**GIVEN REQUEST:** Could you write out, unchanged, everything from the line containing "cell-r8c8[interactable] [311,323,355,367]" down to the line containing "cell-r5c1[interactable] [3,192,47,236]", with both of those lines included and nothing else?

start SUPPLIED DATA

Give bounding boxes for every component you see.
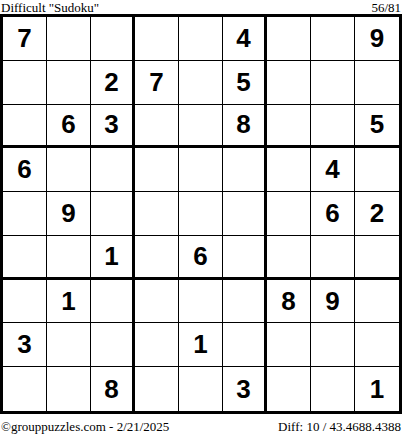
cell-r8c8[interactable] [311,323,355,367]
cell-r2c4[interactable]: 7 [135,61,179,105]
difficulty-text: Diff: 10 / 43.4688.4388 [278,420,401,434]
cell-r9c6[interactable]: 3 [223,367,267,411]
cell-r9c7[interactable] [267,367,311,411]
cell-r4c3[interactable] [91,148,135,192]
cell-r8c9[interactable] [355,323,399,367]
cell-r5c8[interactable]: 6 [311,192,355,236]
cell-r1c9[interactable]: 9 [355,17,399,61]
cell-r1c2[interactable] [47,17,91,61]
cell-r7c9[interactable] [355,280,399,324]
cell-r4c4[interactable] [135,148,179,192]
cell-r6c2[interactable] [47,236,91,280]
cell-r5c7[interactable] [267,192,311,236]
cell-r6c7[interactable] [267,236,311,280]
cell-r3c1[interactable] [3,105,47,149]
cell-r5c1[interactable] [3,192,47,236]
cell-r2c8[interactable] [311,61,355,105]
cell-r9c8[interactable] [311,367,355,411]
cell-r2c3[interactable]: 2 [91,61,135,105]
cell-r4c6[interactable] [223,148,267,192]
cell-r3c2[interactable]: 6 [47,105,91,149]
cell-r5c2[interactable]: 9 [47,192,91,236]
cell-r9c3[interactable]: 8 [91,367,135,411]
cell-r2c5[interactable] [179,61,223,105]
cell-r1c8[interactable] [311,17,355,61]
header: Difficult "Sudoku" 56/81 [0,0,402,14]
cell-r6c5[interactable]: 6 [179,236,223,280]
cell-r1c4[interactable] [135,17,179,61]
cell-r3c3[interactable]: 3 [91,105,135,149]
cell-r8c1[interactable]: 3 [3,323,47,367]
cell-r8c5[interactable]: 1 [179,323,223,367]
cell-r5c5[interactable] [179,192,223,236]
cell-r2c7[interactable] [267,61,311,105]
cell-r7c2[interactable]: 1 [47,280,91,324]
cells-remaining-counter: 56/81 [371,1,401,14]
cell-r6c6[interactable] [223,236,267,280]
cell-r5c3[interactable] [91,192,135,236]
cell-r5c9[interactable]: 2 [355,192,399,236]
cell-r6c1[interactable] [3,236,47,280]
cell-r3c9[interactable]: 5 [355,105,399,149]
cell-r8c3[interactable] [91,323,135,367]
cell-r2c2[interactable] [47,61,91,105]
cell-r3c7[interactable] [267,105,311,149]
cell-r7c7[interactable]: 8 [267,280,311,324]
cell-r7c6[interactable] [223,280,267,324]
cell-r9c9[interactable]: 1 [355,367,399,411]
cell-r9c2[interactable] [47,367,91,411]
cell-r4c8[interactable]: 4 [311,148,355,192]
puzzle-title: Difficult "Sudoku" [1,1,99,14]
cell-r7c8[interactable]: 9 [311,280,355,324]
cell-r1c1[interactable]: 7 [3,17,47,61]
cell-r8c2[interactable] [47,323,91,367]
cell-r3c8[interactable] [311,105,355,149]
cell-r3c5[interactable] [179,105,223,149]
cell-r6c4[interactable] [135,236,179,280]
cell-r9c1[interactable] [3,367,47,411]
cell-r8c6[interactable] [223,323,267,367]
cell-r8c7[interactable] [267,323,311,367]
sudoku-page: Difficult "Sudoku" 56/81 749275638564962… [0,0,402,437]
cell-r7c3[interactable] [91,280,135,324]
cell-r6c9[interactable] [355,236,399,280]
cell-r8c4[interactable] [135,323,179,367]
cell-r7c4[interactable] [135,280,179,324]
cell-r7c1[interactable] [3,280,47,324]
cell-r7c5[interactable] [179,280,223,324]
cell-r1c3[interactable] [91,17,135,61]
cell-r1c6[interactable]: 4 [223,17,267,61]
cell-r2c1[interactable] [3,61,47,105]
cell-r2c6[interactable]: 5 [223,61,267,105]
cell-r5c6[interactable] [223,192,267,236]
cell-r4c9[interactable] [355,148,399,192]
cell-r9c4[interactable] [135,367,179,411]
sudoku-board: 7492756385649621618931831 [0,14,402,414]
cell-r4c1[interactable]: 6 [3,148,47,192]
cell-r4c5[interactable] [179,148,223,192]
cell-r9c5[interactable] [179,367,223,411]
cell-r1c7[interactable] [267,17,311,61]
cell-r1c5[interactable] [179,17,223,61]
copyright-text: ©grouppuzzles.com - 2/21/2025 [1,420,169,434]
cell-r5c4[interactable] [135,192,179,236]
cell-r2c9[interactable] [355,61,399,105]
cell-r4c2[interactable] [47,148,91,192]
cell-r3c6[interactable]: 8 [223,105,267,149]
cell-r3c4[interactable] [135,105,179,149]
footer: ©grouppuzzles.com - 2/21/2025 Diff: 10 /… [0,414,402,437]
cell-r4c7[interactable] [267,148,311,192]
cell-r6c8[interactable] [311,236,355,280]
cell-r6c3[interactable]: 1 [91,236,135,280]
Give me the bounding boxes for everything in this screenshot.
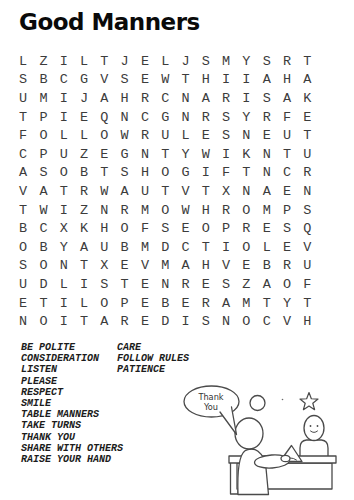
grid-cell-r15c13: C (257, 312, 277, 331)
grid-cell-r8c10: T (196, 182, 216, 201)
grid-cell-r1c3: I (54, 52, 74, 71)
grid-cell-r14c10: R (196, 294, 216, 313)
grid-cell-r2c6: S (114, 71, 134, 90)
grid-cell-r8c7: U (135, 182, 155, 201)
grid-cell-r2c12: I (236, 71, 256, 90)
grid-cell-r11c6: B (114, 238, 134, 257)
grid-cell-r7c3: O (54, 164, 74, 183)
grid-cell-r2c7: E (135, 71, 155, 90)
grid-cell-r13c8: N (155, 275, 175, 294)
star-icon (300, 393, 318, 410)
bubble-text-line2: You (203, 402, 218, 412)
grid-cell-r14c8: B (155, 294, 175, 313)
grid-cell-r8c8: T (155, 182, 175, 201)
grid-cell-r11c14: E (277, 238, 297, 257)
grid-cell-r4c13: R (257, 108, 277, 127)
grid-cell-r3c6: H (114, 89, 134, 108)
grid-cell-r5c15: T (297, 126, 317, 145)
grid-cell-r9c8: O (155, 201, 175, 220)
grid-cell-r5c9: L (175, 126, 195, 145)
grid-cell-r5c1: F (13, 126, 33, 145)
grid-cell-r15c10: S (196, 312, 216, 331)
grid-cell-r11c3: Y (54, 238, 74, 257)
grid-cell-r5c2: O (33, 126, 53, 145)
grid-cell-r2c8: W (155, 71, 175, 90)
grid-cell-r14c1: E (13, 294, 33, 313)
grid-cell-r6c10: W (196, 145, 216, 164)
grid-cell-r10c12: R (236, 219, 256, 238)
grid-cell-r4c3: I (54, 108, 74, 127)
grid-cell-r10c4: K (74, 219, 94, 238)
word-item: RAISE YOUR HAND (21, 454, 123, 465)
grid-cell-r12c8: M (155, 257, 175, 276)
grid-cell-r3c15: K (297, 89, 317, 108)
circle-shape (250, 396, 265, 411)
grid-cell-r5c10: E (196, 126, 216, 145)
grid-cell-r11c9: C (175, 238, 195, 257)
grid-cell-r15c14: V (277, 312, 297, 331)
word-list-col1: BE POLITECONSIDERATIONLISTENPLEASERESPEC… (21, 342, 123, 465)
grid-cell-r15c4: T (74, 312, 94, 331)
grid-cell-r12c4: T (74, 257, 94, 276)
grid-cell-r6c1: C (13, 145, 33, 164)
grid-cell-r1c1: L (13, 52, 33, 71)
grid-cell-r13c2: D (33, 275, 53, 294)
grid-cell-r3c7: R (135, 89, 155, 108)
grid-cell-r15c12: O (236, 312, 256, 331)
grid-cell-r5c11: S (216, 126, 236, 145)
grid-cell-r12c13: B (257, 257, 277, 276)
grid-cell-r7c8: O (155, 164, 175, 183)
grid-cell-r5c14: U (277, 126, 297, 145)
grid-cell-r7c11: F (216, 164, 236, 183)
grid-cell-r1c7: E (135, 52, 155, 71)
grid-cell-r3c14: A (277, 89, 297, 108)
grid-cell-r1c11: M (216, 52, 236, 71)
grid-cell-r11c4: A (74, 238, 94, 257)
grid-cell-r1c10: S (196, 52, 216, 71)
grid-cell-r3c9: N (175, 89, 195, 108)
grid-cell-r4c14: F (277, 108, 297, 127)
grid-cell-r3c8: C (155, 89, 175, 108)
grid-cell-r4c1: T (13, 108, 33, 127)
grid-cell-r6c11: I (216, 145, 236, 164)
eye-left (310, 425, 312, 427)
grid-cell-r6c4: Z (74, 145, 94, 164)
grid-cell-r1c15: T (297, 52, 317, 71)
grid-cell-r1c14: R (277, 52, 297, 71)
word-item: THANK YOU (21, 432, 123, 443)
grid-cell-r8c9: V (175, 182, 195, 201)
grid-cell-r12c11: V (216, 257, 236, 276)
grid-cell-r8c15: N (297, 182, 317, 201)
grid-cell-r11c5: U (94, 238, 114, 257)
grid-cell-r4c12: Y (236, 108, 256, 127)
grid-cell-r5c13: E (257, 126, 277, 145)
grid-cell-r14c15: T (297, 294, 317, 313)
grid-cell-r15c9: I (175, 312, 195, 331)
word-item: TABLE MANNERS (21, 409, 123, 420)
grid-cell-r13c9: R (175, 275, 195, 294)
hand (281, 455, 290, 461)
grid-cell-r2c3: C (54, 71, 74, 90)
grid-cell-r12c10: H (196, 257, 216, 276)
grid-cell-r12c3: N (54, 257, 74, 276)
grid-cell-r12c9: A (175, 257, 195, 276)
grid-cell-r3c1: U (13, 89, 33, 108)
grid-cell-r7c10: I (196, 164, 216, 183)
grid-cell-r6c12: K (236, 145, 256, 164)
grid-cell-r14c6: P (114, 294, 134, 313)
word-item: SHARE WITH OTHERS (21, 443, 123, 454)
grid-cell-r10c15: Q (297, 219, 317, 238)
grid-cell-r3c10: A (196, 89, 216, 108)
grid-cell-r7c14: C (277, 164, 297, 183)
grid-cell-r7c7: H (135, 164, 155, 183)
grid-cell-r10c9: E (175, 219, 195, 238)
grid-cell-r6c8: T (155, 145, 175, 164)
grid-cell-r5c6: W (114, 126, 134, 145)
grid-cell-r5c8: U (155, 126, 175, 145)
grid-cell-r12c5: X (94, 257, 114, 276)
grid-cell-r13c5: S (94, 275, 114, 294)
word-item: PATIENCE (117, 364, 189, 375)
grid-cell-r4c10: R (196, 108, 216, 127)
grid-cell-r1c6: J (114, 52, 134, 71)
grid-cell-r13c14: O (277, 275, 297, 294)
grid-cell-r8c3: T (54, 182, 74, 201)
grid-cell-r5c4: L (74, 126, 94, 145)
word-item: TAKE TURNS (21, 420, 123, 431)
grid-cell-r14c11: A (216, 294, 236, 313)
grid-cell-r2c11: I (216, 71, 236, 90)
grid-cell-r3c13: S (257, 89, 277, 108)
grid-cell-r7c2: S (33, 164, 53, 183)
grid-cell-r6c13: N (257, 145, 277, 164)
grid-cell-r14c14: Y (277, 294, 297, 313)
grid-cell-r15c3: I (54, 312, 74, 331)
grid-cell-r8c5: W (94, 182, 114, 201)
grid-cell-r13c4: I (74, 275, 94, 294)
grid-cell-r10c8: S (155, 219, 175, 238)
grid-cell-r6c7: N (135, 145, 155, 164)
grid-cell-r8c2: A (33, 182, 53, 201)
grid-cell-r9c1: T (13, 201, 33, 220)
grid-cell-r14c9: E (175, 294, 195, 313)
grid-cell-r3c2: M (33, 89, 53, 108)
grid-cell-r3c12: I (236, 89, 256, 108)
grid-cell-r11c7: M (135, 238, 155, 257)
grid-cell-r1c9: J (175, 52, 195, 71)
grid-cell-r9c11: R (216, 201, 236, 220)
grid-cell-r7c5: T (94, 164, 114, 183)
word-item: CARE (117, 342, 189, 353)
word-item: CONSIDERATION (21, 353, 123, 364)
grid-cell-r13c13: A (257, 275, 277, 294)
grid-cell-r6c2: P (33, 145, 53, 164)
grid-cell-r13c7: E (135, 275, 155, 294)
grid-cell-r5c12: N (236, 126, 256, 145)
grid-cell-r8c1: V (13, 182, 33, 201)
grid-cell-r14c12: M (236, 294, 256, 313)
grid-cell-r9c7: M (135, 201, 155, 220)
grid-cell-r11c1: O (13, 238, 33, 257)
grid-cell-r6c5: E (94, 145, 114, 164)
grid-cell-r10c7: F (135, 219, 155, 238)
grid-cell-r9c13: M (257, 201, 277, 220)
grid-cell-r8c11: X (216, 182, 236, 201)
grid-cell-r1c13: S (257, 52, 277, 71)
grid-cell-r10c11: P (216, 219, 236, 238)
grid-cell-r14c2: T (33, 294, 53, 313)
bubble-text-line1: Thank (197, 392, 223, 402)
grid-cell-r10c13: E (257, 219, 277, 238)
grid-cell-r9c2: W (33, 201, 53, 220)
grid-cell-r6c3: U (54, 145, 74, 164)
grid-cell-r8c13: A (257, 182, 277, 201)
grid-cell-r12c2: O (33, 257, 53, 276)
grid-cell-r10c2: C (33, 219, 53, 238)
grid-cell-r11c2: B (33, 238, 53, 257)
word-item: SMILE (21, 398, 123, 409)
grid-cell-r14c4: L (74, 294, 94, 313)
word-item: RESPECT (21, 387, 123, 398)
grid-cell-r9c12: O (236, 201, 256, 220)
grid-cell-r12c12: E (236, 257, 256, 276)
grid-cell-r7c12: T (236, 164, 256, 183)
word-item: LISTEN (21, 364, 123, 375)
grid-cell-r2c4: G (74, 71, 94, 90)
grid-cell-r8c14: E (277, 182, 297, 201)
grid-cell-r13c12: Z (236, 275, 256, 294)
page-title: Good Manners (19, 9, 200, 35)
grid-cell-r3c3: I (54, 89, 74, 108)
grid-cell-r11c12: O (236, 238, 256, 257)
grid-cell-r1c5: T (94, 52, 114, 71)
grid-cell-r15c7: E (135, 312, 155, 331)
grid-cell-r2c5: V (94, 71, 114, 90)
grid-cell-r10c10: O (196, 219, 216, 238)
grid-cell-r5c7: R (135, 126, 155, 145)
grid-cell-r2c10: H (196, 71, 216, 90)
grid-cell-r9c4: Z (74, 201, 94, 220)
grid-cell-r14c3: I (54, 294, 74, 313)
grid-cell-r4c4: E (74, 108, 94, 127)
grid-cell-r6c14: T (277, 145, 297, 164)
grid-cell-r9c9: W (175, 201, 195, 220)
person-right (300, 416, 328, 459)
grid-cell-r1c2: Z (33, 52, 53, 71)
grid-cell-r14c7: E (135, 294, 155, 313)
grid-cell-r10c14: S (277, 219, 297, 238)
grid-cell-r7c9: G (175, 164, 195, 183)
grid-cell-r15c15: H (297, 312, 317, 331)
grid-cell-r13c3: L (54, 275, 74, 294)
grid-cell-r9c6: R (114, 201, 134, 220)
grid-cell-r9c10: H (196, 201, 216, 220)
grid-cell-r2c14: H (277, 71, 297, 90)
grid-cell-r3c4: J (74, 89, 94, 108)
grid-cell-r5c5: O (94, 126, 114, 145)
grid-cell-r13c11: S (216, 275, 236, 294)
grid-cell-r15c5: A (94, 312, 114, 331)
word-search-grid: LZILTJELJSMYSRTSBCGVSEWTHIIAHAUMIJAHRCNA… (13, 52, 317, 331)
grid-cell-r15c8: D (155, 312, 175, 331)
grid-cell-r15c11: N (216, 312, 236, 331)
grid-cell-r4c5: Q (94, 108, 114, 127)
grid-cell-r15c2: O (33, 312, 53, 331)
grid-cell-r8c12: N (236, 182, 256, 201)
word-item: BE POLITE (21, 342, 123, 353)
eye-right (317, 425, 319, 427)
grid-cell-r10c1: B (13, 219, 33, 238)
grid-cell-r7c1: A (13, 164, 33, 183)
grid-cell-r4c2: P (33, 108, 53, 127)
grid-cell-r1c12: Y (236, 52, 256, 71)
grid-cell-r1c4: L (74, 52, 94, 71)
grid-cell-r11c13: L (257, 238, 277, 257)
grid-cell-r4c6: N (114, 108, 134, 127)
grid-cell-r6c6: G (114, 145, 134, 164)
grid-cell-r7c15: R (297, 164, 317, 183)
word-item: FOLLOW RULES (117, 353, 189, 364)
grid-cell-r15c1: N (13, 312, 33, 331)
speck (282, 399, 284, 401)
grid-cell-r13c10: E (196, 275, 216, 294)
grid-cell-r11c10: T (196, 238, 216, 257)
grid-cell-r1c8: L (155, 52, 175, 71)
grid-cell-r9c15: S (297, 201, 317, 220)
grid-cell-r9c5: N (94, 201, 114, 220)
grid-cell-r6c15: U (297, 145, 317, 164)
grid-cell-r4c15: E (297, 108, 317, 127)
grid-cell-r11c15: V (297, 238, 317, 257)
grid-cell-r12c14: R (277, 257, 297, 276)
grid-cell-r12c1: S (13, 257, 33, 276)
grid-cell-r7c6: S (114, 164, 134, 183)
grid-cell-r2c2: B (33, 71, 53, 90)
grid-cell-r4c7: C (135, 108, 155, 127)
grid-cell-r2c9: T (175, 71, 195, 90)
grid-cell-r9c14: P (277, 201, 297, 220)
grid-cell-r10c3: X (54, 219, 74, 238)
grid-cell-r12c6: E (114, 257, 134, 276)
grid-cell-r4c11: S (216, 108, 236, 127)
grid-cell-r14c13: T (257, 294, 277, 313)
grid-cell-r10c5: H (94, 219, 114, 238)
grid-cell-r3c5: A (94, 89, 114, 108)
cartoon-illustration: Thank You (179, 380, 354, 500)
grid-cell-r14c5: O (94, 294, 114, 313)
grid-cell-r2c15: A (297, 71, 317, 90)
grid-cell-r7c13: N (257, 164, 277, 183)
grid-cell-r12c7: V (135, 257, 155, 276)
grid-cell-r8c6: A (114, 182, 134, 201)
word-list-col2: CAREFOLLOW RULESPATIENCE (117, 342, 189, 376)
grid-cell-r13c15: F (297, 275, 317, 294)
grid-cell-r10c6: O (114, 219, 134, 238)
grid-cell-r13c6: T (114, 275, 134, 294)
grid-cell-r9c3: I (54, 201, 74, 220)
speech-bubble: Thank You (184, 386, 239, 435)
grid-cell-r2c13: A (257, 71, 277, 90)
grid-cell-r13c1: U (13, 275, 33, 294)
word-item: PLEASE (21, 376, 123, 387)
grid-cell-r5c3: L (54, 126, 74, 145)
grid-cell-r6c9: Y (175, 145, 195, 164)
grid-cell-r15c6: R (114, 312, 134, 331)
grid-cell-r4c9: N (175, 108, 195, 127)
grid-cell-r7c4: B (74, 164, 94, 183)
grid-cell-r12c15: U (297, 257, 317, 276)
grid-cell-r2c1: S (13, 71, 33, 90)
grid-cell-r3c11: R (216, 89, 236, 108)
grid-cell-r11c11: I (216, 238, 236, 257)
grid-cell-r8c4: R (74, 182, 94, 201)
grid-cell-r11c8: D (155, 238, 175, 257)
grid-cell-r4c8: G (155, 108, 175, 127)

end SUPPLIED DATA

**COMPLETE RESPONSE:**
cell-r8c8[interactable] [311,323,355,367]
cell-r2c4[interactable]: 7 [135,61,179,105]
difficulty-text: Diff: 10 / 43.4688.4388 [278,420,401,434]
cell-r9c6[interactable]: 3 [223,367,267,411]
cell-r9c7[interactable] [267,367,311,411]
cell-r4c3[interactable] [91,148,135,192]
cell-r8c9[interactable] [355,323,399,367]
cell-r5c8[interactable]: 6 [311,192,355,236]
cell-r1c9[interactable]: 9 [355,17,399,61]
cell-r1c2[interactable] [47,17,91,61]
cell-r7c9[interactable] [355,280,399,324]
cell-r4c4[interactable] [135,148,179,192]
cell-r6c2[interactable] [47,236,91,280]
cell-r5c7[interactable] [267,192,311,236]
cell-r6c7[interactable] [267,236,311,280]
cell-r3c1[interactable] [3,105,47,149]
cell-r5c1[interactable] [3,192,47,236]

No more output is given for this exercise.